* BEGIN INPUT DATA *
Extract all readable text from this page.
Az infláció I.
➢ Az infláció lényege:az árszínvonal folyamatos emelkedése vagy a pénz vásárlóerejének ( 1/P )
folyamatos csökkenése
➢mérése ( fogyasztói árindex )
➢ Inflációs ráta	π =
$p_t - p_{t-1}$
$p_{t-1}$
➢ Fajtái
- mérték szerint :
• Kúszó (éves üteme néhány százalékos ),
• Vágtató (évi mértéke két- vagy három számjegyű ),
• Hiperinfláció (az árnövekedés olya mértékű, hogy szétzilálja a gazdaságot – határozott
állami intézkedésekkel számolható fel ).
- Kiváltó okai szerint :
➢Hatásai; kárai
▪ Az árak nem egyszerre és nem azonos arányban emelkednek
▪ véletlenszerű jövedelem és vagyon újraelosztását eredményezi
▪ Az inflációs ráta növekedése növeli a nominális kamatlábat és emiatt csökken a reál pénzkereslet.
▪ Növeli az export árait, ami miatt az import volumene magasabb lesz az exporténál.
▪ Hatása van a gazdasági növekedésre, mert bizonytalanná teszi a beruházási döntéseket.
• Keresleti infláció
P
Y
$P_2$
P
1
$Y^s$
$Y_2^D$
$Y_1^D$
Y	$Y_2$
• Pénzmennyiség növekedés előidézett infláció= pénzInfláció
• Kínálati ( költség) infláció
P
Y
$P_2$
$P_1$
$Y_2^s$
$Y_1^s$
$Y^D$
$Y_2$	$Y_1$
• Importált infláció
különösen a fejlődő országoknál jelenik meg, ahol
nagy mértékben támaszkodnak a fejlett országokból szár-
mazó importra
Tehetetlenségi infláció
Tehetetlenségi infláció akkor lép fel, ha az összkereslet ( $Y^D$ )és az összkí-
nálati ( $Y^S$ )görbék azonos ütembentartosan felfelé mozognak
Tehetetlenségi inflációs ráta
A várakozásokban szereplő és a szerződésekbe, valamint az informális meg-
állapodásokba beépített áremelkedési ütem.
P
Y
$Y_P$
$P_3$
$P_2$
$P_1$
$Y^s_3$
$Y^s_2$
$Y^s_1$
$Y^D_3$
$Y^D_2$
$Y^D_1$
* END INPUT DATA *
* **TASK**
Faithfully reproduce all of the records, character for character.

* **RESULT FOR THIS EXERCISE**
Extract all readable text from this page.
Az infláció I.
➢ Az infláció lényege:az árszínvonal folyamatos emelkedése vagy a pénz vásárlóerejének ( 1/P )
folyamatos csökkenése
➢mérése ( fogyasztói árindex )
➢ Inflációs ráta	π =
$p_t - p_{t-1}$
$p_{t-1}$
➢ Fajtái
- mérték szerint :
• Kúszó (éves üteme néhány százalékos ),
• Vágtató (évi mértéke két- vagy három számjegyű ),
• Hiperinfláció (az árnövekedés olya mértékű, hogy szétzilálja a gazdaságot – határozott
állami intézkedésekkel számolható fel ).
- Kiváltó okai szerint :
➢Hatásai; kárai
▪ Az árak nem egyszerre és nem azonos arányban emelkednek
▪ véletlenszerű jövedelem és vagyon újraelosztását eredményezi
▪ Az inflációs ráta növekedése növeli a nominális kamatlábat és emiatt csökken a reál pénzkereslet.
▪ Növeli az export árait, ami miatt az import volumene magasabb lesz az exporténál.
▪ Hatása van a gazdasági növekedésre, mert bizonytalanná teszi a beruházási döntéseket.
• Keresleti infláció
P
Y
$P_2$
P
1
$Y^s$
$Y_2^D$
$Y_1^D$
Y	$Y_2$
• Pénzmennyiség növekedés előidézett infláció= pénzInfláció
• Kínálati ( költség) infláció
P
Y
$P_2$
$P_1$
$Y_2^s$
$Y_1^s$
$Y^D$
$Y_2$	$Y_1$
• Importált infláció
különösen a fejlődő országoknál jelenik meg, ahol
nagy mértékben támaszkodnak a fejlett országokból szár-
mazó importra
Tehetetlenségi infláció
Tehetetlenségi infláció akkor lép fel, ha az összkereslet ( $Y^D$ )és az összkí-
nálati ( $Y^S$ )görbék azonos ütembentartosan felfelé mozognak
Tehetetlenségi inflációs ráta
A várakozásokban szereplő és a szerződésekbe, valamint az informális meg-
állapodásokba beépített áremelkedési ütem.
P
Y
$Y_P$
$P_3$
$P_2$
$P_1$
$Y^s_3$
$Y^s_2$
$Y^s_1$
$Y^D_3$
$Y^D_2$
$Y^D_1$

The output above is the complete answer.